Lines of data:
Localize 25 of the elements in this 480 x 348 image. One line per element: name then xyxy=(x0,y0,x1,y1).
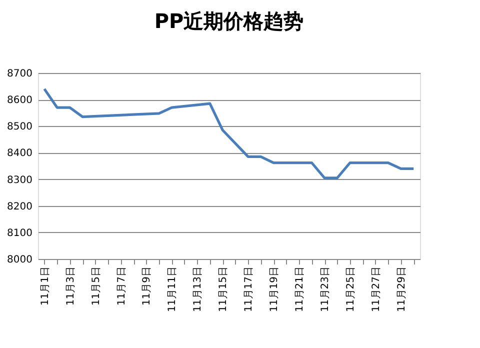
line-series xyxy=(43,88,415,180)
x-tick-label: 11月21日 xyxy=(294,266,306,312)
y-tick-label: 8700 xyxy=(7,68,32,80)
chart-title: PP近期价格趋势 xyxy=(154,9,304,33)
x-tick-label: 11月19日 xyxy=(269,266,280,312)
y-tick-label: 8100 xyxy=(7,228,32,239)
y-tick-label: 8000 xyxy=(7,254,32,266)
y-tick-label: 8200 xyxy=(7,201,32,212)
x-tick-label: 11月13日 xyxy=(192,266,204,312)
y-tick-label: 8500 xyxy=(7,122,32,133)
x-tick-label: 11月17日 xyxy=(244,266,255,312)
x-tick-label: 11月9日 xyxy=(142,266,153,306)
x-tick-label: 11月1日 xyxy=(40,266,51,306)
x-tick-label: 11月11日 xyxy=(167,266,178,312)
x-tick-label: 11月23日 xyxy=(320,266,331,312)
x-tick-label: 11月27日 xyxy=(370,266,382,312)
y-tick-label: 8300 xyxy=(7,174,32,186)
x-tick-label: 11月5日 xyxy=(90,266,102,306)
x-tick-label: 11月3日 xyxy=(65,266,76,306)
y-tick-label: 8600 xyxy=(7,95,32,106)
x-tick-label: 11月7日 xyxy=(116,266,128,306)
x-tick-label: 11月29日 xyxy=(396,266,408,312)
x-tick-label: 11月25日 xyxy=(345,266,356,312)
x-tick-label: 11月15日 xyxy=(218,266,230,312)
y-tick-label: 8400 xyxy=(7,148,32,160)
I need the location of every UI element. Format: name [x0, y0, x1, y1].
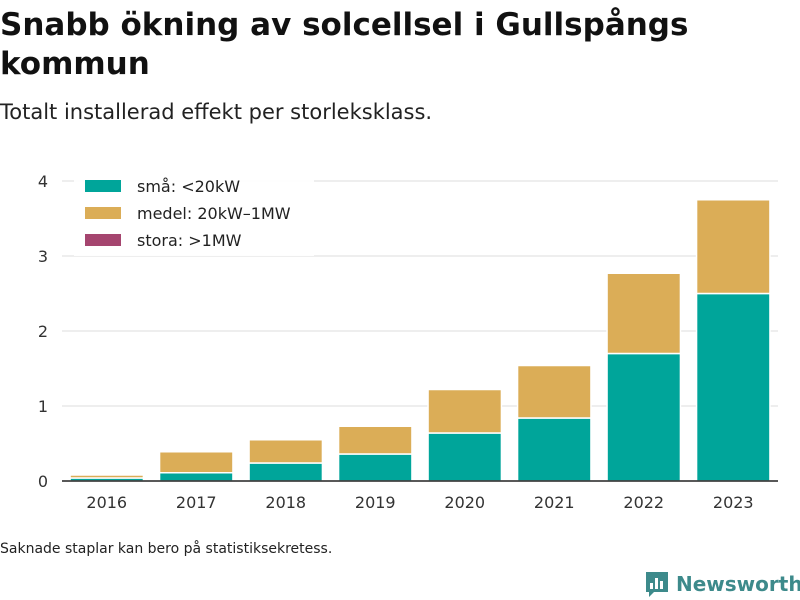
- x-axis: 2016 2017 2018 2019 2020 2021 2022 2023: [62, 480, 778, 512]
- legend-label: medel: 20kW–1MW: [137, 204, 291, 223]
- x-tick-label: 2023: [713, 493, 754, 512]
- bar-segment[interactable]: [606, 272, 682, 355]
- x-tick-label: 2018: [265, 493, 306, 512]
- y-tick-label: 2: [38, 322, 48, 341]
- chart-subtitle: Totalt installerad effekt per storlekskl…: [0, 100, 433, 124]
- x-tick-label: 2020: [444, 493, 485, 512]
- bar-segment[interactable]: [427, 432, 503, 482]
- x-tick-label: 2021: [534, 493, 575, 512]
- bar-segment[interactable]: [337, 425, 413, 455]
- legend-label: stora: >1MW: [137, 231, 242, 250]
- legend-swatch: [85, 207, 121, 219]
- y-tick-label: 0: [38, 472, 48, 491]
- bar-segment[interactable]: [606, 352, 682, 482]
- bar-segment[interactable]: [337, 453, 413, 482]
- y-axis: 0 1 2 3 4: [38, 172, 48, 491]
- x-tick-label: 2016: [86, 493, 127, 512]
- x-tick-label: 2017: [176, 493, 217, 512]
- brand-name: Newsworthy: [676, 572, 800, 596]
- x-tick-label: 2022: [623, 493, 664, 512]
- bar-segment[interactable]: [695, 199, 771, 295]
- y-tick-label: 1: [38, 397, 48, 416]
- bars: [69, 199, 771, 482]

SET EXERCISE: Please copy out the lines of the records starting at the one containing "- x-axis: 2016" and ending at the one containing "- chart-subtitle: Totalt", both included, with no changes.

RESULT BELOW:
- x-axis: 2016 2017 2018 2019 2020 2021 2022 2023: [62, 480, 778, 512]
- legend-label: medel: 20kW–1MW: [137, 204, 291, 223]
- x-tick-label: 2023: [713, 493, 754, 512]
- bar-segment[interactable]: [606, 272, 682, 355]
- x-tick-label: 2018: [265, 493, 306, 512]
- y-tick-label: 2: [38, 322, 48, 341]
- chart-subtitle: Totalt installerad effekt per storlekskl…: [0, 100, 433, 124]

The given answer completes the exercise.